• [DIRECTION] Reproduce every record below exactly as written, but leave out any pictures.

[Saved entries]
******

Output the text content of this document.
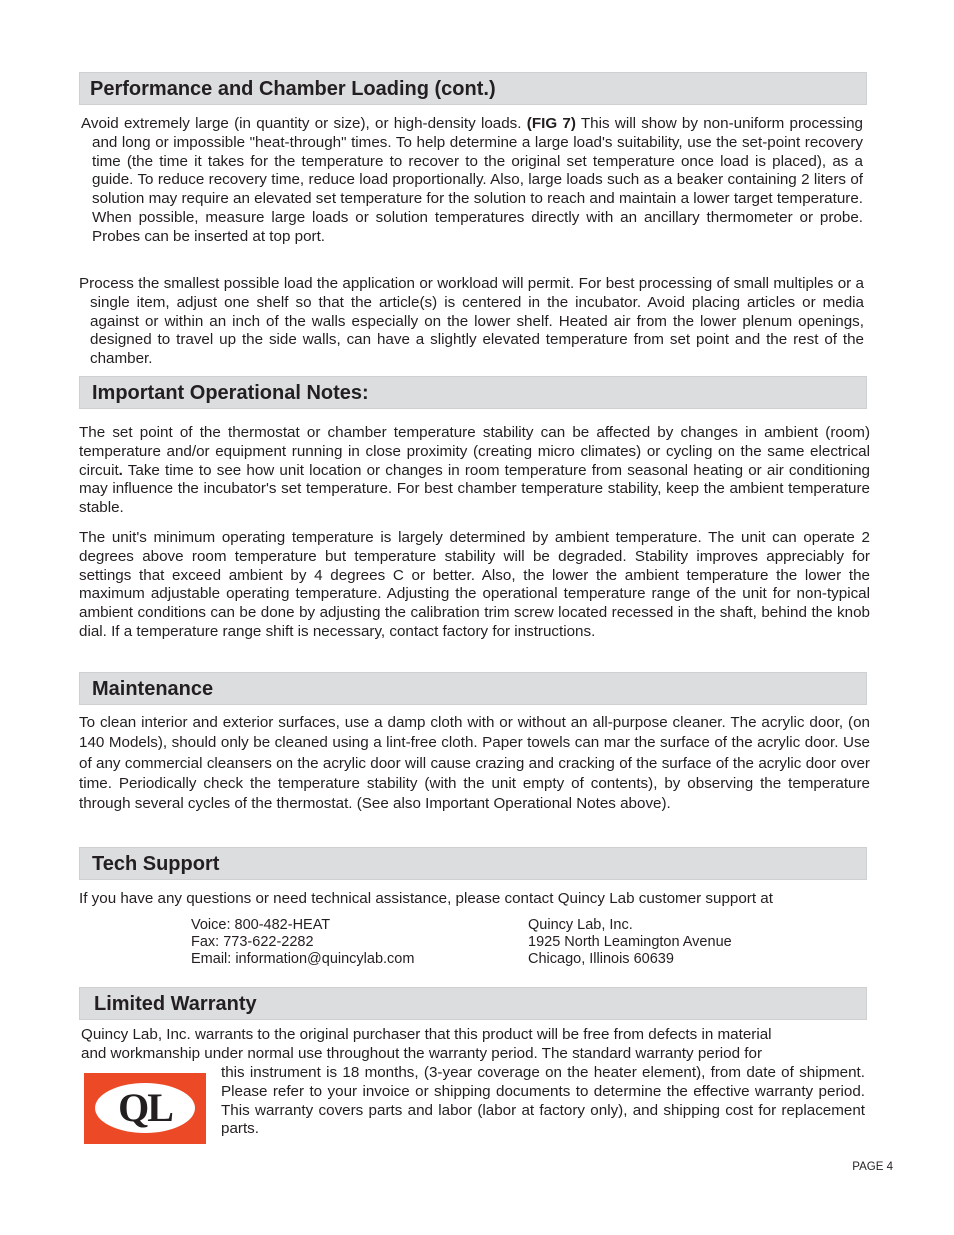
Performance and Chamber Loading (cont.)

Avoid extremely large (in quantity or size), or high-density loads. (FIG 7) This will show by non-uniform processing and long or impossible "heat-through" times. To help determine a large load's suitability, use the set-point recovery time (the time it takes for the temperature to recover to the original set temperature once load is placed), as a guide. To reduce recovery time, reduce load proportionally. Also, large loads such as a beaker containing 2 liters of solution may require an elevated set temperature for the solution to reach and maintain a lower target temperature. When possible, measure large loads or solution temperatures directly with an ancillary thermometer or probe. Probes can be inserted at top port.

Process the smallest possible load the application or workload will permit. For best processing of small multiples or a single item, adjust one shelf so that the article(s) is centered in the incubator. Avoid placing articles or media against or within an inch of the walls especially on the lower shelf. Heated air from the lower plenum openings, designed to travel up the side walls, can have a slightly elevated temperature from set point and the rest of the chamber.

Important Operational Notes:

The set point of the thermostat or chamber temperature stability can be affected by changes in ambient (room) temperature and/or equipment running in close proximity (creating micro climates) or cycling on the same electrical circuit. Take time to see how unit location or changes in room temperature from seasonal heating or air conditioning may influence the incubator's set temperature. For best chamber temperature stability, keep the ambient temperature stable.

The unit's minimum operating temperature is largely determined by ambient temperature. The unit can operate 2 degrees above room temperature but temperature stability will be degraded. Stability improves appreciably for settings that exceed ambient by 4 degrees C or better. Also, the lower the ambient temperature the lower the maximum adjustable operating temperature. Adjusting the operational temperature range of the unit for non-typical ambient conditions can be done by adjusting the calibration trim screw located recessed in the shaft, behind the knob dial. If a temperature range shift is necessary, contact factory for instructions.

Maintenance

To clean interior and exterior surfaces, use a damp cloth with or without an all-purpose cleaner. The acrylic door, (on 140 Models), should only be cleaned using a lint-free cloth. Paper towels can mar the surface of the acrylic door. Use of any commercial cleansers on the acrylic door will cause crazing and cracking of the surface of the acrylic door over time. Periodically check the temperature stability (with the unit empty of contents), by observing the temperature through several cycles of the thermostat. (See also Important Operational Notes above).

Tech Support

If you have any questions or need technical assistance, please contact Quincy Lab customer support at

Voice: 800-482-HEAT
Fax: 773-622-2282
Email: information@quincylab.com
Quincy Lab, Inc.
1925 North Leamington Avenue
Chicago, Illinois 60639
Limited Warranty
Quincy Lab, Inc. warrants to the original purchaser that this product will be free from defects in material
and workmanship under normal use throughout the warranty period. The standard warranty period for
QL

this instrument is 18 months, (3-year coverage on the heater element), from date of shipment. Please refer to your invoice or shipping documents to determine the effective warranty period. This warranty covers parts and labor (labor at factory only), and shipping cost for replacement parts.

PAGE 4
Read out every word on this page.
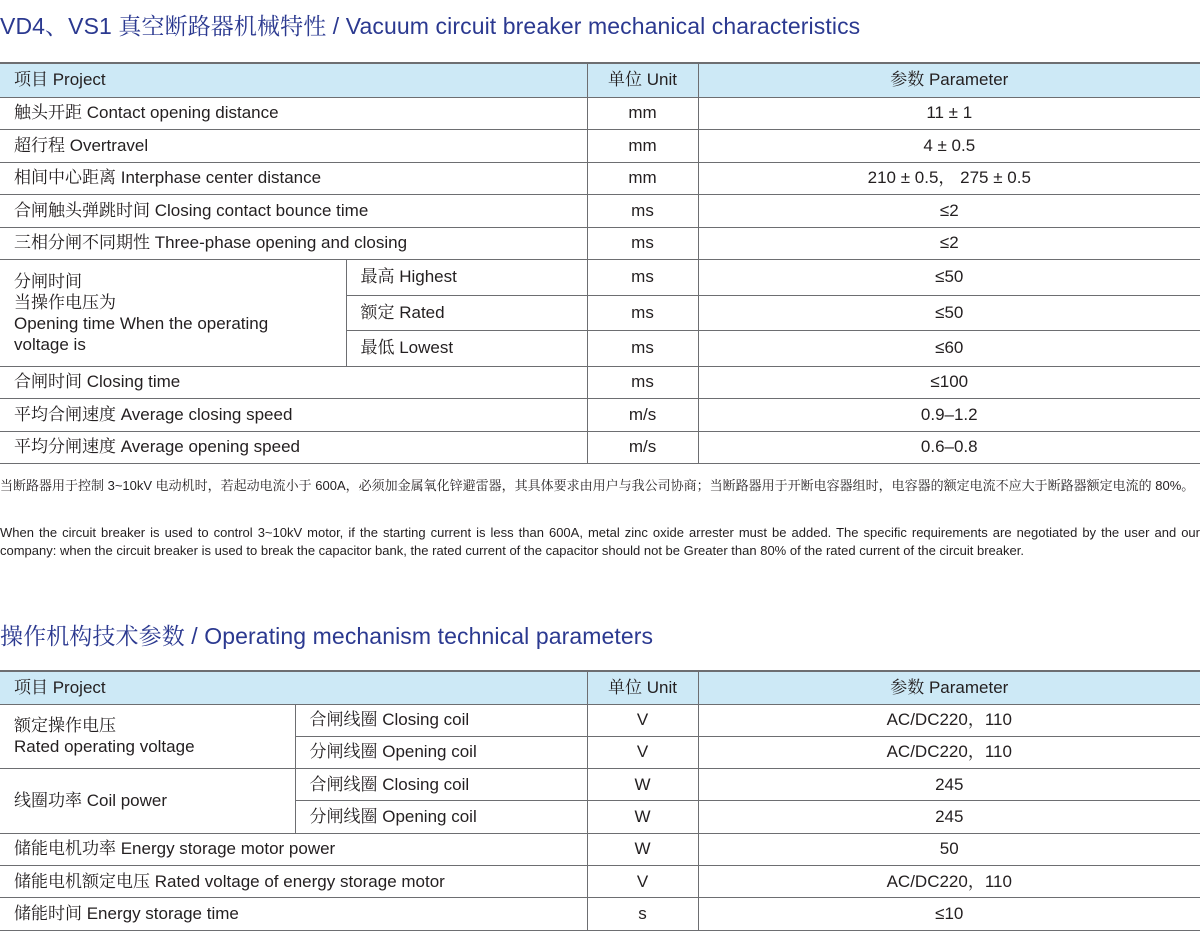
VD4、VS1 真空断路器机械特性 / Vacuum circuit breaker mechanical characteristics
项目 Project		单位 Unit	参数 Parameter
触头开距 Contact opening distance		mm	11 ± 1
超行程 Overtravel		mm	4 ± 0.5
相间中心距离 Interphase center distance		mm	210 ± 0.5， 275 ± 0.5
合闸触头弹跳时间 Closing contact bounce time		ms	≤2
三相分闸不同期性 Three-phase opening and closing		ms	≤2

分闸时间
当操作电压为
Opening time When the operating
voltage is	最高 Highest	ms	≤50
	额定 Rated	ms	≤50
	最低 Lowest	ms	≤60
合闸时间 Closing time		ms	≤100
平均合闸速度 Average closing speed		m/s	0.9–1.2
平均分闸速度 Average opening speed		m/s	0.6–0.8

当断路器用于控制 3~10kV 电动机时，若起动电流小于 600A，必须加金属氧化锌避雷器，其具体要求由用户与我公司协商；当断路器用于开断电容器组时，电容器的额定电流不应大于断路器额定电流的 80%。

When the circuit breaker is used to control 3~10kV motor, if the starting current is less than 600A, metal zinc oxide arrester must be added. The specific requirements are negotiated by the user and our company: when the circuit breaker is used to break the capacitor bank, the rated current of the capacitor should not be Greater than 80% of the rated current of the circuit breaker.

操作机构技术参数 / Operating mechanism technical parameters
项目 Project		单位 Unit	参数 Parameter

额定操作电压
Rated operating voltage	合闸线圈 Closing coil	V	AC/DC220，110
	分闸线圈 Opening coil	V	AC/DC220，110

线圈功率 Coil power	合闸线圈 Closing coil	W	245
	分闸线圈 Opening coil	W	245
储能电机功率 Energy storage motor power		W	50
储能电机额定电压 Rated voltage of energy storage motor		V	AC/DC220，110
储能时间 Energy storage time		s	≤10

******

• [RESPONSE TO THE TASK]
Output the text content of this document.
Performance and Chamber Loading (cont.)

Avoid extremely large (in quantity or size), or high-density loads. (FIG 7) This will show by non-uniform processing and long or impossible "heat-through" times. To help determine a large load's suitability, use the set-point recovery time (the time it takes for the temperature to recover to the original set temperature once load is placed), as a guide. To reduce recovery time, reduce load proportionally. Also, large loads such as a beaker containing 2 liters of solution may require an elevated set temperature for the solution to reach and maintain a lower target temperature. When possible, measure large loads or solution temperatures directly with an ancillary thermometer or probe. Probes can be inserted at top port.

Process the smallest possible load the application or workload will permit. For best processing of small multiples or a single item, adjust one shelf so that the article(s) is centered in the incubator. Avoid placing articles or media against or within an inch of the walls especially on the lower shelf. Heated air from the lower plenum openings, designed to travel up the side walls, can have a slightly elevated temperature from set point and the rest of the chamber.

Important Operational Notes:

The set point of the thermostat or chamber temperature stability can be affected by changes in ambient (room) temperature and/or equipment running in close proximity (creating micro climates) or cycling on the same electrical circuit. Take time to see how unit location or changes in room temperature from seasonal heating or air conditioning may influence the incubator's set temperature. For best chamber temperature stability, keep the ambient temperature stable.

The unit's minimum operating temperature is largely determined by ambient temperature. The unit can operate 2 degrees above room temperature but temperature stability will be degraded. Stability improves appreciably for settings that exceed ambient by 4 degrees C or better. Also, the lower the ambient temperature the lower the maximum adjustable operating temperature. Adjusting the operational temperature range of the unit for non-typical ambient conditions can be done by adjusting the calibration trim screw located recessed in the shaft, behind the knob dial. If a temperature range shift is necessary, contact factory for instructions.

Maintenance

To clean interior and exterior surfaces, use a damp cloth with or without an all-purpose cleaner. The acrylic door, (on 140 Models), should only be cleaned using a lint-free cloth. Paper towels can mar the surface of the acrylic door. Use of any commercial cleansers on the acrylic door will cause crazing and cracking of the surface of the acrylic door over time. Periodically check the temperature stability (with the unit empty of contents), by observing the temperature through several cycles of the thermostat. (See also Important Operational Notes above).

Tech Support

If you have any questions or need technical assistance, please contact Quincy Lab customer support at

Voice: 800-482-HEAT
Fax: 773-622-2282
Email: information@quincylab.com
Quincy Lab, Inc.
1925 North Leamington Avenue
Chicago, Illinois 60639
Limited Warranty
Quincy Lab, Inc. warrants to the original purchaser that this product will be free from defects in material
and workmanship under normal use throughout the warranty period. The standard warranty period for
QL

this instrument is 18 months, (3-year coverage on the heater element), from date of shipment. Please refer to your invoice or shipping documents to determine the effective warranty period. This warranty covers parts and labor (labor at factory only), and shipping cost for replacement parts.

PAGE 4
Read out every word on this page.
VD4、VS1 真空断路器机械特性 / Vacuum circuit breaker mechanical characteristics
项目 Project		单位 Unit	参数 Parameter
触头开距 Contact opening distance		mm	11 ± 1
超行程 Overtravel		mm	4 ± 0.5
相间中心距离 Interphase center distance		mm	210 ± 0.5， 275 ± 0.5
合闸触头弹跳时间 Closing contact bounce time		ms	≤2
三相分闸不同期性 Three-phase opening and closing		ms	≤2

分闸时间
当操作电压为
Opening time When the operating
voltage is	最高 Highest	ms	≤50
	额定 Rated	ms	≤50
	最低 Lowest	ms	≤60
合闸时间 Closing time		ms	≤100
平均合闸速度 Average closing speed		m/s	0.9–1.2
平均分闸速度 Average opening speed		m/s	0.6–0.8

当断路器用于控制 3~10kV 电动机时，若起动电流小于 600A，必须加金属氧化锌避雷器，其具体要求由用户与我公司协商；当断路器用于开断电容器组时，电容器的额定电流不应大于断路器额定电流的 80%。

When the circuit breaker is used to control 3~10kV motor, if the starting current is less than 600A, metal zinc oxide arrester must be added. The specific requirements are negotiated by the user and our company: when the circuit breaker is used to break the capacitor bank, the rated current of the capacitor should not be Greater than 80% of the rated current of the circuit breaker.

操作机构技术参数 / Operating mechanism technical parameters
项目 Project		单位 Unit	参数 Parameter

额定操作电压
Rated operating voltage	合闸线圈 Closing coil	V	AC/DC220，110
	分闸线圈 Opening coil	V	AC/DC220，110

线圈功率 Coil power	合闸线圈 Closing coil	W	245
	分闸线圈 Opening coil	W	245
储能电机功率 Energy storage motor power		W	50
储能电机额定电压 Rated voltage of energy storage motor		V	AC/DC220，110
储能时间 Energy storage time		s	≤10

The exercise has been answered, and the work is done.